WHAT TO PRODUCE ->
Write out the listing below again, precisely as it is given.

EXERCISE MATERIAL ->
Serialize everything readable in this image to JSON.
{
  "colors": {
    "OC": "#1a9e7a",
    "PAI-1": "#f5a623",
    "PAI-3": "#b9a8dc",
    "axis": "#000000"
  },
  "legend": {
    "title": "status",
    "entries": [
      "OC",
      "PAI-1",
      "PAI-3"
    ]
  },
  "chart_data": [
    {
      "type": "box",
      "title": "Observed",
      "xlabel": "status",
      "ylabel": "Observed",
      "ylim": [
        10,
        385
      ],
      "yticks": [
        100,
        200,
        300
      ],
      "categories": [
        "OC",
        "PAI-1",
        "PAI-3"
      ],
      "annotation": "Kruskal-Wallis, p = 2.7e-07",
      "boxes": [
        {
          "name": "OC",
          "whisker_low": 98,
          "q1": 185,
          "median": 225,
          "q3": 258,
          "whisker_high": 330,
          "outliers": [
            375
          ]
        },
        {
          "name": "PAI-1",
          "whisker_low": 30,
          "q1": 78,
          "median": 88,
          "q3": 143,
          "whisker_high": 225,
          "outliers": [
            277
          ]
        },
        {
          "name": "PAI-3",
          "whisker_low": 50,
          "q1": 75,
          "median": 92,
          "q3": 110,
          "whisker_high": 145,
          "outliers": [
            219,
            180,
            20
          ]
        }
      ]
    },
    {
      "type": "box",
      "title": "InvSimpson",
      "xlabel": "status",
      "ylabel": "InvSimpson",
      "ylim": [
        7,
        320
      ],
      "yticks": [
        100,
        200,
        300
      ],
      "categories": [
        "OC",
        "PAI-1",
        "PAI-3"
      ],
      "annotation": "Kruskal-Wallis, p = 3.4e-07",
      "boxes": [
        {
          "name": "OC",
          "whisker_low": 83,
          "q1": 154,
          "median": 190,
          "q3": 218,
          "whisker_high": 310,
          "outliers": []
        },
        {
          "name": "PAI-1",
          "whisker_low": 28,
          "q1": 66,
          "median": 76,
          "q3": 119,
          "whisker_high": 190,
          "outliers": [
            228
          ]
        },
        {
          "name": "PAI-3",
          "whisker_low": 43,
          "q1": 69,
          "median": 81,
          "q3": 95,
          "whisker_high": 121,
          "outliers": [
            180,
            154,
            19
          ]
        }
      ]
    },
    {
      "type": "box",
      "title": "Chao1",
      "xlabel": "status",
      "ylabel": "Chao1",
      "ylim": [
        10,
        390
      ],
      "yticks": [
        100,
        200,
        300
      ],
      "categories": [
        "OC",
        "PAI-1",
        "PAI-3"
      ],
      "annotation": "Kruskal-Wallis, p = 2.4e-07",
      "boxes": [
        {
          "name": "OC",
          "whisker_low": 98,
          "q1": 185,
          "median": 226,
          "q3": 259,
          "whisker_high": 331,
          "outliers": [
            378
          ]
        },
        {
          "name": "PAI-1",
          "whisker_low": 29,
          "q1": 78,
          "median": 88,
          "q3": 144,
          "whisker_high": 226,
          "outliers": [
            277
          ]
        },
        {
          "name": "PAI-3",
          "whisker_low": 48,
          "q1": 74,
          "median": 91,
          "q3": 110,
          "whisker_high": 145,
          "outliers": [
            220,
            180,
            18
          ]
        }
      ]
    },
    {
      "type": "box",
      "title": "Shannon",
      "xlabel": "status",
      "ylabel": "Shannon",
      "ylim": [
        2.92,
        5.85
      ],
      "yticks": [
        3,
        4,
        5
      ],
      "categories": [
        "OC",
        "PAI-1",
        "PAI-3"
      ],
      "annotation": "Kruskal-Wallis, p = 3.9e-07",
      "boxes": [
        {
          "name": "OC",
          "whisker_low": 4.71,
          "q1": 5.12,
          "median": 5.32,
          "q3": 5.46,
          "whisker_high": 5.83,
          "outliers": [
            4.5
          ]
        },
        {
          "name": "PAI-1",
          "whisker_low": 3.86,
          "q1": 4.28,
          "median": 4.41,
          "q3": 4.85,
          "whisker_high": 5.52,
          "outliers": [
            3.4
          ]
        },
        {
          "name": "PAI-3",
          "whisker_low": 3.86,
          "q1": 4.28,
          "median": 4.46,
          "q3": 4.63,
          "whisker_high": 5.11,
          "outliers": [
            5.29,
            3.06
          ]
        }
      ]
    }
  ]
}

CORRECT OUTPUT ->
Serialize everything readable in this image to JSON.
{
  "colors": {
    "OC": "#1a9e7a",
    "PAI-1": "#f5a623",
    "PAI-3": "#b9a8dc",
    "axis": "#000000"
  },
  "legend": {
    "title": "status",
    "entries": [
      "OC",
      "PAI-1",
      "PAI-3"
    ]
  },
  "chart_data": [
    {
      "type": "box",
      "title": "Observed",
      "xlabel": "status",
      "ylabel": "Observed",
      "ylim": [
        10,
        385
      ],
      "yticks": [
        100,
        200,
        300
      ],
      "categories": [
        "OC",
        "PAI-1",
        "PAI-3"
      ],
      "annotation": "Kruskal-Wallis, p = 2.7e-07",
      "boxes": [
        {
          "name": "OC",
          "whisker_low": 98,
          "q1": 185,
          "median": 225,
          "q3": 258,
          "whisker_high": 330,
          "outliers": [
            375
          ]
        },
        {
          "name": "PAI-1",
          "whisker_low": 30,
          "q1": 78,
          "median": 88,
          "q3": 143,
          "whisker_high": 225,
          "outliers": [
            277
          ]
        },
        {
          "name": "PAI-3",
          "whisker_low": 50,
          "q1": 75,
          "median": 92,
          "q3": 110,
          "whisker_high": 145,
          "outliers": [
            219,
            180,
            20
          ]
        }
      ]
    },
    {
      "type": "box",
      "title": "InvSimpson",
      "xlabel": "status",
      "ylabel": "InvSimpson",
      "ylim": [
        7,
        320
      ],
      "yticks": [
        100,
        200,
        300
      ],
      "categories": [
        "OC",
        "PAI-1",
        "PAI-3"
      ],
      "annotation": "Kruskal-Wallis, p = 3.4e-07",
      "boxes": [
        {
          "name": "OC",
          "whisker_low": 83,
          "q1": 154,
          "median": 190,
          "q3": 218,
          "whisker_high": 310,
          "outliers": []
        },
        {
          "name": "PAI-1",
          "whisker_low": 28,
          "q1": 66,
          "median": 76,
          "q3": 119,
          "whisker_high": 190,
          "outliers": [
            228
          ]
        },
        {
          "name": "PAI-3",
          "whisker_low": 43,
          "q1": 69,
          "median": 81,
          "q3": 95,
          "whisker_high": 121,
          "outliers": [
            180,
            154,
            19
          ]
        }
      ]
    },
    {
      "type": "box",
      "title": "Chao1",
      "xlabel": "status",
      "ylabel": "Chao1",
      "ylim": [
        10,
        390
      ],
      "yticks": [
        100,
        200,
        300
      ],
      "categories": [
        "OC",
        "PAI-1",
        "PAI-3"
      ],
      "annotation": "Kruskal-Wallis, p = 2.4e-07",
      "boxes": [
        {
          "name": "OC",
          "whisker_low": 98,
          "q1": 185,
          "median": 226,
          "q3": 259,
          "whisker_high": 331,
          "outliers": [
            378
          ]
        },
        {
          "name": "PAI-1",
          "whisker_low": 29,
          "q1": 78,
          "median": 88,
          "q3": 144,
          "whisker_high": 226,
          "outliers": [
            277
          ]
        },
        {
          "name": "PAI-3",
          "whisker_low": 48,
          "q1": 74,
          "median": 91,
          "q3": 110,
          "whisker_high": 145,
          "outliers": [
            220,
            180,
            18
          ]
        }
      ]
    },
    {
      "type": "box",
      "title": "Shannon",
      "xlabel": "status",
      "ylabel": "Shannon",
      "ylim": [
        2.92,
        5.85
      ],
      "yticks": [
        3,
        4,
        5
      ],
      "categories": [
        "OC",
        "PAI-1",
        "PAI-3"
      ],
      "annotation": "Kruskal-Wallis, p = 3.9e-07",
      "boxes": [
        {
          "name": "OC",
          "whisker_low": 4.71,
          "q1": 5.12,
          "median": 5.32,
          "q3": 5.46,
          "whisker_high": 5.83,
          "outliers": [
            4.5
          ]
        },
        {
          "name": "PAI-1",
          "whisker_low": 3.86,
          "q1": 4.28,
          "median": 4.41,
          "q3": 4.85,
          "whisker_high": 5.52,
          "outliers": [
            3.4
          ]
        },
        {
          "name": "PAI-3",
          "whisker_low": 3.86,
          "q1": 4.28,
          "median": 4.46,
          "q3": 4.63,
          "whisker_high": 5.11,
          "outliers": [
            5.29,
            3.06
          ]
        }
      ]
    }
  ]
}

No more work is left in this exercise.